Repeat every record below exactly, leaving out the pictures.

+ + + + +

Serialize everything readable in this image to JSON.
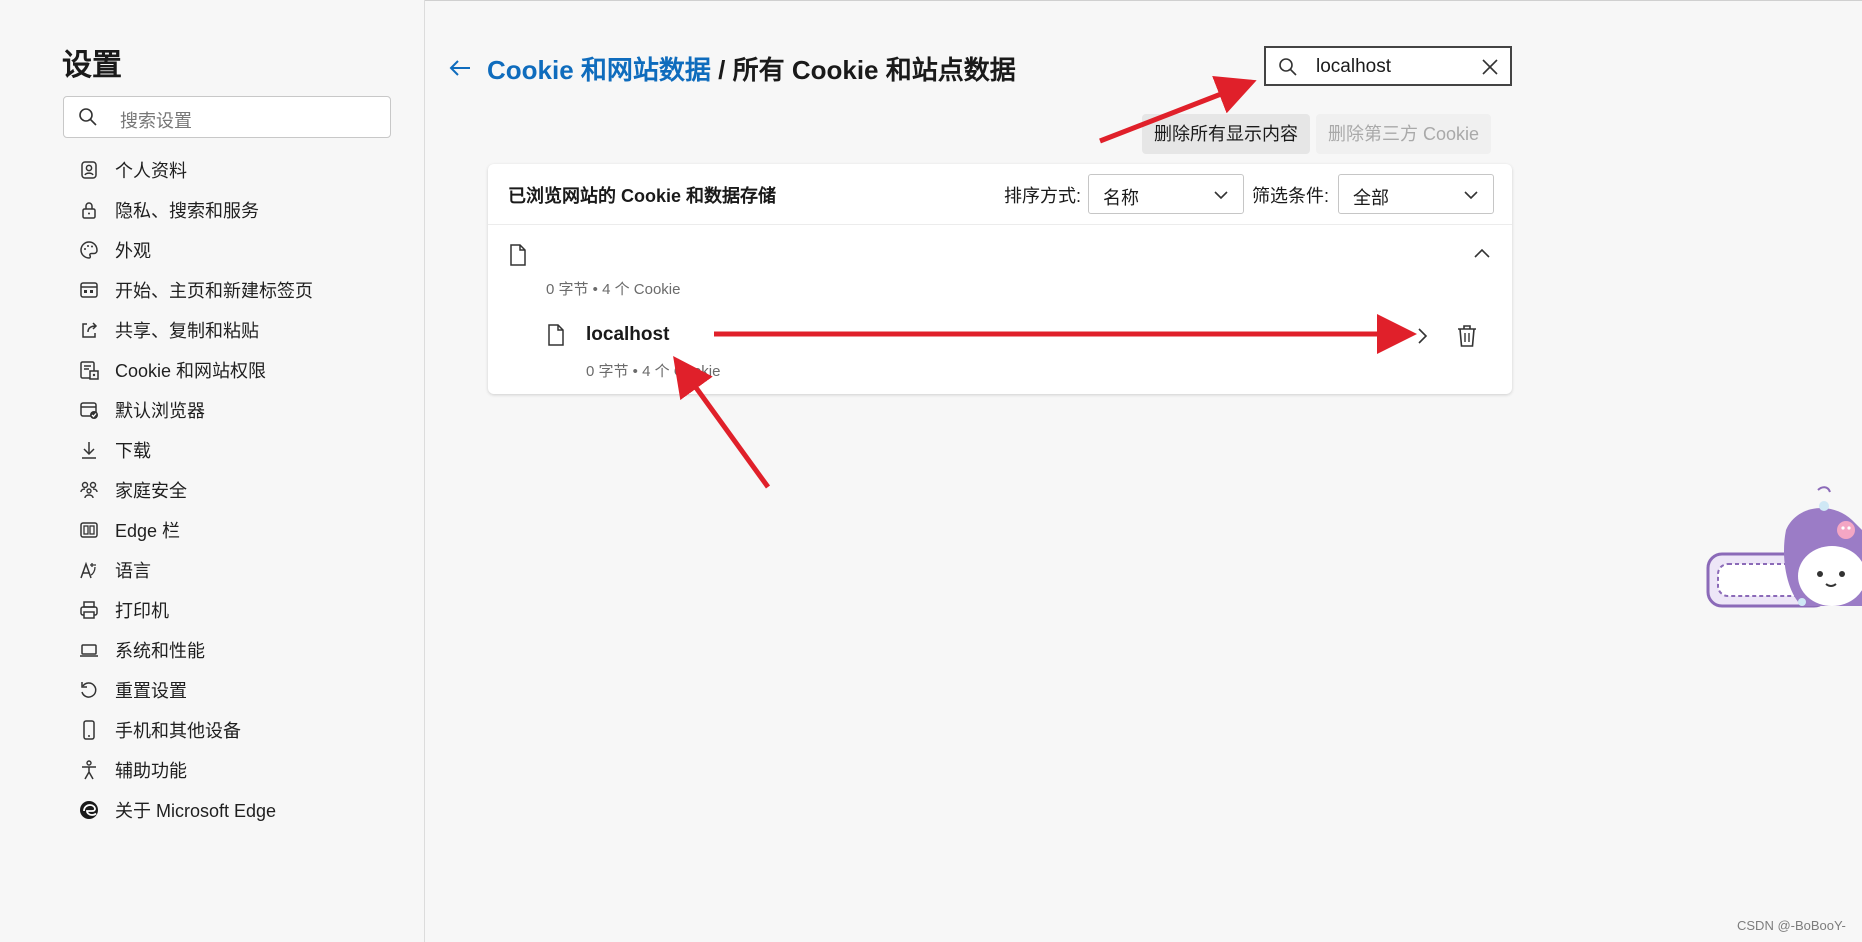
{
  "sidebar": {
    "title": "设置",
    "search_placeholder": "搜索设置",
    "items": [
      {
        "label": "个人资料",
        "icon": "profile-icon"
      },
      {
        "label": "隐私、搜索和服务",
        "icon": "lock-icon"
      },
      {
        "label": "外观",
        "icon": "palette-icon"
      },
      {
        "label": "开始、主页和新建标签页",
        "icon": "start-page-icon"
      },
      {
        "label": "共享、复制和粘贴",
        "icon": "share-icon"
      },
      {
        "label": "Cookie 和网站权限",
        "icon": "cookie-permissions-icon"
      },
      {
        "label": "默认浏览器",
        "icon": "default-browser-icon"
      },
      {
        "label": "下载",
        "icon": "download-icon"
      },
      {
        "label": "家庭安全",
        "icon": "family-icon"
      },
      {
        "label": "Edge 栏",
        "icon": "edge-bar-icon"
      },
      {
        "label": "语言",
        "icon": "language-icon"
      },
      {
        "label": "打印机",
        "icon": "printer-icon"
      },
      {
        "label": "系统和性能",
        "icon": "laptop-icon"
      },
      {
        "label": "重置设置",
        "icon": "reset-icon"
      },
      {
        "label": "手机和其他设备",
        "icon": "phone-icon"
      },
      {
        "label": "辅助功能",
        "icon": "accessibility-icon"
      },
      {
        "label": "关于 Microsoft Edge",
        "icon": "edge-logo-icon"
      }
    ]
  },
  "header": {
    "breadcrumb_link": "Cookie 和网站数据",
    "breadcrumb_sep": " / ",
    "breadcrumb_current": "所有 Cookie 和站点数据"
  },
  "search": {
    "value": "localhost"
  },
  "actions": {
    "delete_all_label": "删除所有显示内容",
    "delete_third_party_label": "删除第三方 Cookie"
  },
  "card": {
    "title": "已浏览网站的 Cookie 和数据存储",
    "sort_label": "排序方式:",
    "sort_value": "名称",
    "filter_label": "筛选条件:",
    "filter_value": "全部",
    "group": {
      "meta": "0 字节 • 4 个 Cookie"
    },
    "site": {
      "name": "localhost",
      "meta": "0 字节 • 4 个 Cookie"
    }
  },
  "colors": {
    "link": "#0f6cbd",
    "annotation_arrow": "#e0202a",
    "sticker_purple": "#8b6ab8"
  },
  "watermark": "CSDN @-BoBooY-"
}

+ + + + +

#### PROBLEM SOLUTION:
Serialize everything readable in this image to JSON.
{
  "sidebar": {
    "title": "设置",
    "search_placeholder": "搜索设置",
    "items": [
      {
        "label": "个人资料",
        "icon": "profile-icon"
      },
      {
        "label": "隐私、搜索和服务",
        "icon": "lock-icon"
      },
      {
        "label": "外观",
        "icon": "palette-icon"
      },
      {
        "label": "开始、主页和新建标签页",
        "icon": "start-page-icon"
      },
      {
        "label": "共享、复制和粘贴",
        "icon": "share-icon"
      },
      {
        "label": "Cookie 和网站权限",
        "icon": "cookie-permissions-icon"
      },
      {
        "label": "默认浏览器",
        "icon": "default-browser-icon"
      },
      {
        "label": "下载",
        "icon": "download-icon"
      },
      {
        "label": "家庭安全",
        "icon": "family-icon"
      },
      {
        "label": "Edge 栏",
        "icon": "edge-bar-icon"
      },
      {
        "label": "语言",
        "icon": "language-icon"
      },
      {
        "label": "打印机",
        "icon": "printer-icon"
      },
      {
        "label": "系统和性能",
        "icon": "laptop-icon"
      },
      {
        "label": "重置设置",
        "icon": "reset-icon"
      },
      {
        "label": "手机和其他设备",
        "icon": "phone-icon"
      },
      {
        "label": "辅助功能",
        "icon": "accessibility-icon"
      },
      {
        "label": "关于 Microsoft Edge",
        "icon": "edge-logo-icon"
      }
    ]
  },
  "header": {
    "breadcrumb_link": "Cookie 和网站数据",
    "breadcrumb_sep": " / ",
    "breadcrumb_current": "所有 Cookie 和站点数据"
  },
  "search": {
    "value": "localhost"
  },
  "actions": {
    "delete_all_label": "删除所有显示内容",
    "delete_third_party_label": "删除第三方 Cookie"
  },
  "card": {
    "title": "已浏览网站的 Cookie 和数据存储",
    "sort_label": "排序方式:",
    "sort_value": "名称",
    "filter_label": "筛选条件:",
    "filter_value": "全部",
    "group": {
      "meta": "0 字节 • 4 个 Cookie"
    },
    "site": {
      "name": "localhost",
      "meta": "0 字节 • 4 个 Cookie"
    }
  },
  "colors": {
    "link": "#0f6cbd",
    "annotation_arrow": "#e0202a",
    "sticker_purple": "#8b6ab8"
  },
  "watermark": "CSDN @-BoBooY-"
}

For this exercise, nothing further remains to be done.